* **Problem statement**
Set down all of the data that follows word for word, without the images.

::::

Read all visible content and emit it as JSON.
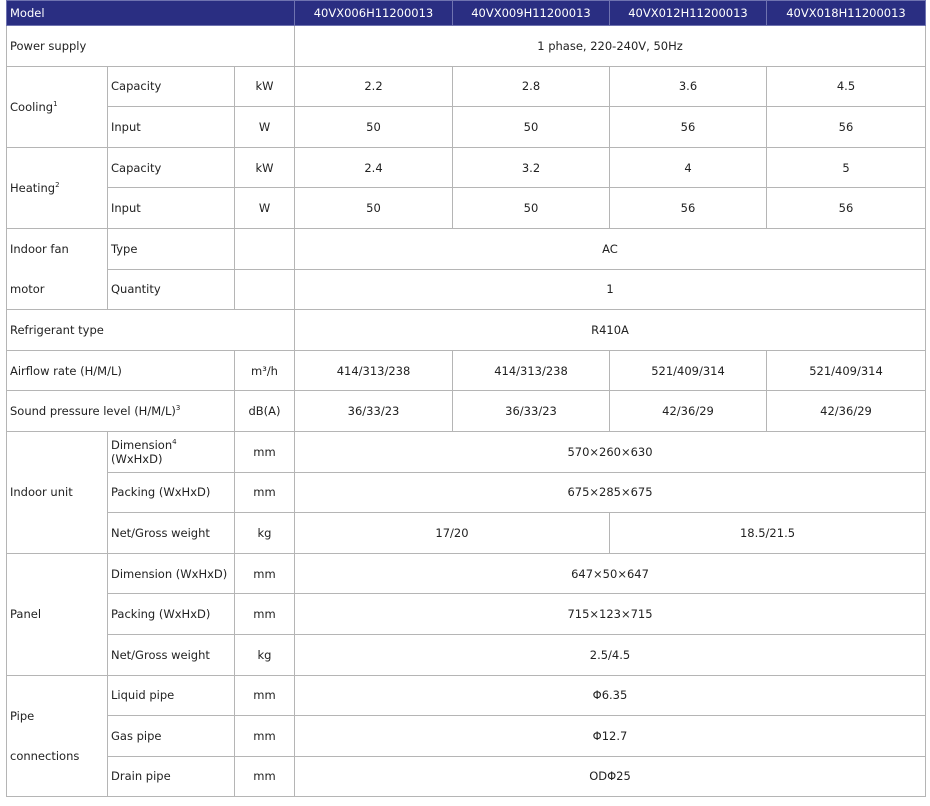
{
  "header": {
    "label": "Model",
    "models": [
      "40VX006H11200013",
      "40VX009H11200013",
      "40VX012H11200013",
      "40VX018H11200013"
    ]
  },
  "power_supply": {
    "label": "Power supply",
    "value": "1 phase, 220-240V, 50Hz"
  },
  "cooling": {
    "label": "Cooling",
    "sup": "1",
    "capacity": {
      "label": "Capacity",
      "unit": "kW",
      "values": [
        "2.2",
        "2.8",
        "3.6",
        "4.5"
      ]
    },
    "input": {
      "label": "Input",
      "unit": "W",
      "values": [
        "50",
        "50",
        "56",
        "56"
      ]
    }
  },
  "heating": {
    "label": "Heating",
    "sup": "2",
    "capacity": {
      "label": "Capacity",
      "unit": "kW",
      "values": [
        "2.4",
        "3.2",
        "4",
        "5"
      ]
    },
    "input": {
      "label": "Input",
      "unit": "W",
      "values": [
        "50",
        "50",
        "56",
        "56"
      ]
    }
  },
  "indoor_fan_motor": {
    "label_line1": "Indoor fan",
    "label_line2": "motor",
    "type": {
      "label": "Type",
      "value": "AC"
    },
    "quantity": {
      "label": "Quantity",
      "value": "1"
    }
  },
  "refrigerant": {
    "label": "Refrigerant type",
    "value": "R410A"
  },
  "airflow": {
    "label": "Airflow rate (H/M/L)",
    "unit": "m³/h",
    "values": [
      "414/313/238",
      "414/313/238",
      "521/409/314",
      "521/409/314"
    ]
  },
  "sound": {
    "label": "Sound pressure level (H/M/L)",
    "sup": "3",
    "unit": "dB(A)",
    "values": [
      "36/33/23",
      "36/33/23",
      "42/36/29",
      "42/36/29"
    ]
  },
  "indoor_unit": {
    "label": "Indoor unit",
    "dimension": {
      "label": "Dimension",
      "sup": "4",
      "label_suffix": " (WxHxD)",
      "unit": "mm",
      "value": "570×260×630"
    },
    "packing": {
      "label": "Packing (WxHxD)",
      "unit": "mm",
      "value": "675×285×675"
    },
    "weight": {
      "label": "Net/Gross weight",
      "unit": "kg",
      "values": [
        "17/20",
        "18.5/21.5"
      ]
    }
  },
  "panel": {
    "label": "Panel",
    "dimension": {
      "label": "Dimension (WxHxD)",
      "unit": "mm",
      "value": "647×50×647"
    },
    "packing": {
      "label": "Packing (WxHxD)",
      "unit": "mm",
      "value": "715×123×715"
    },
    "weight": {
      "label": "Net/Gross weight",
      "unit": "kg",
      "value": "2.5/4.5"
    }
  },
  "pipe": {
    "label_line1": "Pipe",
    "label_line2": "connections",
    "liquid": {
      "label": "Liquid pipe",
      "unit": "mm",
      "value": "Φ6.35"
    },
    "gas": {
      "label": "Gas pipe",
      "unit": "mm",
      "value": "Φ12.7"
    },
    "drain": {
      "label": "Drain pipe",
      "unit": "mm",
      "value": "ODΦ25"
    }
  }
}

::::

* **Reply**
Read all visible content and emit it as JSON.
{
  "header": {
    "label": "Model",
    "models": [
      "40VX006H11200013",
      "40VX009H11200013",
      "40VX012H11200013",
      "40VX018H11200013"
    ]
  },
  "power_supply": {
    "label": "Power supply",
    "value": "1 phase, 220-240V, 50Hz"
  },
  "cooling": {
    "label": "Cooling",
    "sup": "1",
    "capacity": {
      "label": "Capacity",
      "unit": "kW",
      "values": [
        "2.2",
        "2.8",
        "3.6",
        "4.5"
      ]
    },
    "input": {
      "label": "Input",
      "unit": "W",
      "values": [
        "50",
        "50",
        "56",
        "56"
      ]
    }
  },
  "heating": {
    "label": "Heating",
    "sup": "2",
    "capacity": {
      "label": "Capacity",
      "unit": "kW",
      "values": [
        "2.4",
        "3.2",
        "4",
        "5"
      ]
    },
    "input": {
      "label": "Input",
      "unit": "W",
      "values": [
        "50",
        "50",
        "56",
        "56"
      ]
    }
  },
  "indoor_fan_motor": {
    "label_line1": "Indoor fan",
    "label_line2": "motor",
    "type": {
      "label": "Type",
      "value": "AC"
    },
    "quantity": {
      "label": "Quantity",
      "value": "1"
    }
  },
  "refrigerant": {
    "label": "Refrigerant type",
    "value": "R410A"
  },
  "airflow": {
    "label": "Airflow rate (H/M/L)",
    "unit": "m³/h",
    "values": [
      "414/313/238",
      "414/313/238",
      "521/409/314",
      "521/409/314"
    ]
  },
  "sound": {
    "label": "Sound pressure level (H/M/L)",
    "sup": "3",
    "unit": "dB(A)",
    "values": [
      "36/33/23",
      "36/33/23",
      "42/36/29",
      "42/36/29"
    ]
  },
  "indoor_unit": {
    "label": "Indoor unit",
    "dimension": {
      "label": "Dimension",
      "sup": "4",
      "label_suffix": " (WxHxD)",
      "unit": "mm",
      "value": "570×260×630"
    },
    "packing": {
      "label": "Packing (WxHxD)",
      "unit": "mm",
      "value": "675×285×675"
    },
    "weight": {
      "label": "Net/Gross weight",
      "unit": "kg",
      "values": [
        "17/20",
        "18.5/21.5"
      ]
    }
  },
  "panel": {
    "label": "Panel",
    "dimension": {
      "label": "Dimension (WxHxD)",
      "unit": "mm",
      "value": "647×50×647"
    },
    "packing": {
      "label": "Packing (WxHxD)",
      "unit": "mm",
      "value": "715×123×715"
    },
    "weight": {
      "label": "Net/Gross weight",
      "unit": "kg",
      "value": "2.5/4.5"
    }
  },
  "pipe": {
    "label_line1": "Pipe",
    "label_line2": "connections",
    "liquid": {
      "label": "Liquid pipe",
      "unit": "mm",
      "value": "Φ6.35"
    },
    "gas": {
      "label": "Gas pipe",
      "unit": "mm",
      "value": "Φ12.7"
    },
    "drain": {
      "label": "Drain pipe",
      "unit": "mm",
      "value": "ODΦ25"
    }
  }
}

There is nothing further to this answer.